━━━━━ THE INPUT ━━━━━

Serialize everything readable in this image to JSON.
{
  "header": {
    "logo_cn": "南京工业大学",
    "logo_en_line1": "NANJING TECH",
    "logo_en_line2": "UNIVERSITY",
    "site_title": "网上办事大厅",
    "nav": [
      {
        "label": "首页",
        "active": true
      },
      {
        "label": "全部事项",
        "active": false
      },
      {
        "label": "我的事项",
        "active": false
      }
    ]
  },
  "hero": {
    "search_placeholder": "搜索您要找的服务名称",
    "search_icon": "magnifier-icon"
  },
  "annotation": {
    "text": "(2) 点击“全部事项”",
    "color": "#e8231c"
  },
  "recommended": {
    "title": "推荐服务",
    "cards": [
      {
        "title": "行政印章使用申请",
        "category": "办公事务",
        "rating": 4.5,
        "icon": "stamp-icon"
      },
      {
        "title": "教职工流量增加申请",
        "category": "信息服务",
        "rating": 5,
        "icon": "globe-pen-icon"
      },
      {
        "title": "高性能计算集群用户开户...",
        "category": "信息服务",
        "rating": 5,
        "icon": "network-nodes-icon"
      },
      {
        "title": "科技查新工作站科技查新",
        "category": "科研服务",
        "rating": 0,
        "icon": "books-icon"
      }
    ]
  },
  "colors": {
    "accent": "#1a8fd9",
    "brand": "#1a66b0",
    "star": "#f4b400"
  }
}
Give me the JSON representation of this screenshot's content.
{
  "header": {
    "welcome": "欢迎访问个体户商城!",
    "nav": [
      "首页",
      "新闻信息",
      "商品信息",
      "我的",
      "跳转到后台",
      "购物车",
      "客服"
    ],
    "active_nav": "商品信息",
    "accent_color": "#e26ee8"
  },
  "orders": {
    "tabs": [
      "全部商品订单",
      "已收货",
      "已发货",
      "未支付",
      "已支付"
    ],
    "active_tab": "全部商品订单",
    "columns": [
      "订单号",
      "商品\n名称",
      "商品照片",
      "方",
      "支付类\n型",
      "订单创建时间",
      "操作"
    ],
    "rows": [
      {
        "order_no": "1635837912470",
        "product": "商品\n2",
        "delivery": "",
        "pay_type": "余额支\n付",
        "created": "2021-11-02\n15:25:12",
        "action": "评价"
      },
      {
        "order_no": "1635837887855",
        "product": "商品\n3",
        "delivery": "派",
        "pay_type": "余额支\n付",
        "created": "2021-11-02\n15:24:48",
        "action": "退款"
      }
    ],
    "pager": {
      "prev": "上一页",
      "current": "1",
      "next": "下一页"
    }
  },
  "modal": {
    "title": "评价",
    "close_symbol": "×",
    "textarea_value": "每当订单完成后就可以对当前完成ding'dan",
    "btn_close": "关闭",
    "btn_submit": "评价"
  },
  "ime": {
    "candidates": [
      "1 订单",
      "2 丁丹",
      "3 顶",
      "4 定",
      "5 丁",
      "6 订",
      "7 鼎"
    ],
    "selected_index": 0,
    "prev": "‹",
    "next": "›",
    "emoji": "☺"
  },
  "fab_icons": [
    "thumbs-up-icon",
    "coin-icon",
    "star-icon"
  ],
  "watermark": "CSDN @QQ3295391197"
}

━━━━━

◆ OBJECTIVE ◆
All of the data shown above must be copied exactly.

◆ RESPONSE TO THE TASK ◆
Serialize everything readable in this image to JSON.
{
  "header": {
    "logo_cn": "南京工业大学",
    "logo_en_line1": "NANJING TECH",
    "logo_en_line2": "UNIVERSITY",
    "site_title": "网上办事大厅",
    "nav": [
      {
        "label": "首页",
        "active": true
      },
      {
        "label": "全部事项",
        "active": false
      },
      {
        "label": "我的事项",
        "active": false
      }
    ]
  },
  "hero": {
    "search_placeholder": "搜索您要找的服务名称",
    "search_icon": "magnifier-icon"
  },
  "annotation": {
    "text": "(2) 点击“全部事项”",
    "color": "#e8231c"
  },
  "recommended": {
    "title": "推荐服务",
    "cards": [
      {
        "title": "行政印章使用申请",
        "category": "办公事务",
        "rating": 4.5,
        "icon": "stamp-icon"
      },
      {
        "title": "教职工流量增加申请",
        "category": "信息服务",
        "rating": 5,
        "icon": "globe-pen-icon"
      },
      {
        "title": "高性能计算集群用户开户...",
        "category": "信息服务",
        "rating": 5,
        "icon": "network-nodes-icon"
      },
      {
        "title": "科技查新工作站科技查新",
        "category": "科研服务",
        "rating": 0,
        "icon": "books-icon"
      }
    ]
  },
  "colors": {
    "accent": "#1a8fd9",
    "brand": "#1a66b0",
    "star": "#f4b400"
  }
}
Give me the JSON representation of this screenshot's content.
{
  "header": {
    "welcome": "欢迎访问个体户商城!",
    "nav": [
      "首页",
      "新闻信息",
      "商品信息",
      "我的",
      "跳转到后台",
      "购物车",
      "客服"
    ],
    "active_nav": "商品信息",
    "accent_color": "#e26ee8"
  },
  "orders": {
    "tabs": [
      "全部商品订单",
      "已收货",
      "已发货",
      "未支付",
      "已支付"
    ],
    "active_tab": "全部商品订单",
    "columns": [
      "订单号",
      "商品\n名称",
      "商品照片",
      "方",
      "支付类\n型",
      "订单创建时间",
      "操作"
    ],
    "rows": [
      {
        "order_no": "1635837912470",
        "product": "商品\n2",
        "delivery": "",
        "pay_type": "余额支\n付",
        "created": "2021-11-02\n15:25:12",
        "action": "评价"
      },
      {
        "order_no": "1635837887855",
        "product": "商品\n3",
        "delivery": "派",
        "pay_type": "余额支\n付",
        "created": "2021-11-02\n15:24:48",
        "action": "退款"
      }
    ],
    "pager": {
      "prev": "上一页",
      "current": "1",
      "next": "下一页"
    }
  },
  "modal": {
    "title": "评价",
    "close_symbol": "×",
    "textarea_value": "每当订单完成后就可以对当前完成ding'dan",
    "btn_close": "关闭",
    "btn_submit": "评价"
  },
  "ime": {
    "candidates": [
      "1 订单",
      "2 丁丹",
      "3 顶",
      "4 定",
      "5 丁",
      "6 订",
      "7 鼎"
    ],
    "selected_index": 0,
    "prev": "‹",
    "next": "›",
    "emoji": "☺"
  },
  "fab_icons": [
    "thumbs-up-icon",
    "coin-icon",
    "star-icon"
  ],
  "watermark": "CSDN @QQ3295391197"
}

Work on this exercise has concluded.